--- DATA FOR PROCESSING ---
++++++++++

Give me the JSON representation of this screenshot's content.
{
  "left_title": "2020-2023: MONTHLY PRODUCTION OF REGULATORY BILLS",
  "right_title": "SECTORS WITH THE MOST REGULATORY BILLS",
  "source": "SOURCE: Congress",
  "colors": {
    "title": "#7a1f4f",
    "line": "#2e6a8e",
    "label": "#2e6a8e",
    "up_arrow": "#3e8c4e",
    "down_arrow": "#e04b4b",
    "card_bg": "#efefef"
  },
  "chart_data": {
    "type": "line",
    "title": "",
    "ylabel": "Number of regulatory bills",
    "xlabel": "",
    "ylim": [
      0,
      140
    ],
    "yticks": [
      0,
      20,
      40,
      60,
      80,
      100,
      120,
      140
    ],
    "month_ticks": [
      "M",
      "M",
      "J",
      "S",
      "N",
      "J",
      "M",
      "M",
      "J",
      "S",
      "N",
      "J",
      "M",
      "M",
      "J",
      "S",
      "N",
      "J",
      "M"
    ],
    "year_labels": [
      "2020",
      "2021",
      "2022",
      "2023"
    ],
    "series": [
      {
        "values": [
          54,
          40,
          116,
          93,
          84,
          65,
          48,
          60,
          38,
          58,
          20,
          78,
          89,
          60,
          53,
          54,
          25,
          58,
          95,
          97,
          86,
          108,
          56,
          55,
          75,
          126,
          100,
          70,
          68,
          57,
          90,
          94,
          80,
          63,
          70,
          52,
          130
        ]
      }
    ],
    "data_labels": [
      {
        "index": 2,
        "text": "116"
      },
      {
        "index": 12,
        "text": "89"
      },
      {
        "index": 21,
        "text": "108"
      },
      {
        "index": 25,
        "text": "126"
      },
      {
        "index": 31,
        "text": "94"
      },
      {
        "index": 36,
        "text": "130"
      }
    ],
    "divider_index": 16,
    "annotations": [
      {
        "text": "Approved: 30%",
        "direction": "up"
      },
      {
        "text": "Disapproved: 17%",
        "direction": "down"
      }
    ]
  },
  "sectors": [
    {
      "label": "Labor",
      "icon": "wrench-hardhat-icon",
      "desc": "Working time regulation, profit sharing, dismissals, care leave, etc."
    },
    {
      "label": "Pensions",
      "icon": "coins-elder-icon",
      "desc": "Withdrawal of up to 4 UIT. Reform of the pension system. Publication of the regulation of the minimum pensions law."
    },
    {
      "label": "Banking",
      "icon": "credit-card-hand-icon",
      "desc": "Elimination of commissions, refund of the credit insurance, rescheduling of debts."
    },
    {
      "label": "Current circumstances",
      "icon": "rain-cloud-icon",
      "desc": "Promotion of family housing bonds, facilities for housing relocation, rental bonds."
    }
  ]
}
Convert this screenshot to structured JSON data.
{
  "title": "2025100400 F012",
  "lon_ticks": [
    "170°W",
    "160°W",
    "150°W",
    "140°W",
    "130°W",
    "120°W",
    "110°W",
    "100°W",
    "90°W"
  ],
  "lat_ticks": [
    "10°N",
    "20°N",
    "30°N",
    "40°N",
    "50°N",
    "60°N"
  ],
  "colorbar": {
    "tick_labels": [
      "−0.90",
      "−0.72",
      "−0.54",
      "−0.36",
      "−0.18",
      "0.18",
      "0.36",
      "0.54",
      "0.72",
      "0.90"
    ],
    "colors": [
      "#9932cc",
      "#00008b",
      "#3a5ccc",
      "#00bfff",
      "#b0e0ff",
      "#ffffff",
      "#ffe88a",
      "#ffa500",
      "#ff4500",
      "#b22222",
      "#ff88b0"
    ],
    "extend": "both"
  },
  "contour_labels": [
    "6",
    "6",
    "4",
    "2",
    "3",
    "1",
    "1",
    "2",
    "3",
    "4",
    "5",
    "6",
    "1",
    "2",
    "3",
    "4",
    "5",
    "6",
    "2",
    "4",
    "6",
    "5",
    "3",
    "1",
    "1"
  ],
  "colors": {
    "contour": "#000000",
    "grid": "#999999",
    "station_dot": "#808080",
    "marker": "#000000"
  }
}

++++++++++

Reproduce the records above exactly as they appear.

--- FINISHED TASK ---
Give me the JSON representation of this screenshot's content.
{
  "left_title": "2020-2023: MONTHLY PRODUCTION OF REGULATORY BILLS",
  "right_title": "SECTORS WITH THE MOST REGULATORY BILLS",
  "source": "SOURCE: Congress",
  "colors": {
    "title": "#7a1f4f",
    "line": "#2e6a8e",
    "label": "#2e6a8e",
    "up_arrow": "#3e8c4e",
    "down_arrow": "#e04b4b",
    "card_bg": "#efefef"
  },
  "chart_data": {
    "type": "line",
    "title": "",
    "ylabel": "Number of regulatory bills",
    "xlabel": "",
    "ylim": [
      0,
      140
    ],
    "yticks": [
      0,
      20,
      40,
      60,
      80,
      100,
      120,
      140
    ],
    "month_ticks": [
      "M",
      "M",
      "J",
      "S",
      "N",
      "J",
      "M",
      "M",
      "J",
      "S",
      "N",
      "J",
      "M",
      "M",
      "J",
      "S",
      "N",
      "J",
      "M"
    ],
    "year_labels": [
      "2020",
      "2021",
      "2022",
      "2023"
    ],
    "series": [
      {
        "values": [
          54,
          40,
          116,
          93,
          84,
          65,
          48,
          60,
          38,
          58,
          20,
          78,
          89,
          60,
          53,
          54,
          25,
          58,
          95,
          97,
          86,
          108,
          56,
          55,
          75,
          126,
          100,
          70,
          68,
          57,
          90,
          94,
          80,
          63,
          70,
          52,
          130
        ]
      }
    ],
    "data_labels": [
      {
        "index": 2,
        "text": "116"
      },
      {
        "index": 12,
        "text": "89"
      },
      {
        "index": 21,
        "text": "108"
      },
      {
        "index": 25,
        "text": "126"
      },
      {
        "index": 31,
        "text": "94"
      },
      {
        "index": 36,
        "text": "130"
      }
    ],
    "divider_index": 16,
    "annotations": [
      {
        "text": "Approved: 30%",
        "direction": "up"
      },
      {
        "text": "Disapproved: 17%",
        "direction": "down"
      }
    ]
  },
  "sectors": [
    {
      "label": "Labor",
      "icon": "wrench-hardhat-icon",
      "desc": "Working time regulation, profit sharing, dismissals, care leave, etc."
    },
    {
      "label": "Pensions",
      "icon": "coins-elder-icon",
      "desc": "Withdrawal of up to 4 UIT. Reform of the pension system. Publication of the regulation of the minimum pensions law."
    },
    {
      "label": "Banking",
      "icon": "credit-card-hand-icon",
      "desc": "Elimination of commissions, refund of the credit insurance, rescheduling of debts."
    },
    {
      "label": "Current circumstances",
      "icon": "rain-cloud-icon",
      "desc": "Promotion of family housing bonds, facilities for housing relocation, rental bonds."
    }
  ]
}
Convert this screenshot to structured JSON data.
{
  "title": "2025100400 F012",
  "lon_ticks": [
    "170°W",
    "160°W",
    "150°W",
    "140°W",
    "130°W",
    "120°W",
    "110°W",
    "100°W",
    "90°W"
  ],
  "lat_ticks": [
    "10°N",
    "20°N",
    "30°N",
    "40°N",
    "50°N",
    "60°N"
  ],
  "colorbar": {
    "tick_labels": [
      "−0.90",
      "−0.72",
      "−0.54",
      "−0.36",
      "−0.18",
      "0.18",
      "0.36",
      "0.54",
      "0.72",
      "0.90"
    ],
    "colors": [
      "#9932cc",
      "#00008b",
      "#3a5ccc",
      "#00bfff",
      "#b0e0ff",
      "#ffffff",
      "#ffe88a",
      "#ffa500",
      "#ff4500",
      "#b22222",
      "#ff88b0"
    ],
    "extend": "both"
  },
  "contour_labels": [
    "6",
    "6",
    "4",
    "2",
    "3",
    "1",
    "1",
    "2",
    "3",
    "4",
    "5",
    "6",
    "1",
    "2",
    "3",
    "4",
    "5",
    "6",
    "2",
    "4",
    "6",
    "5",
    "3",
    "1",
    "1"
  ],
  "colors": {
    "contour": "#000000",
    "grid": "#999999",
    "station_dot": "#808080",
    "marker": "#000000"
  }
}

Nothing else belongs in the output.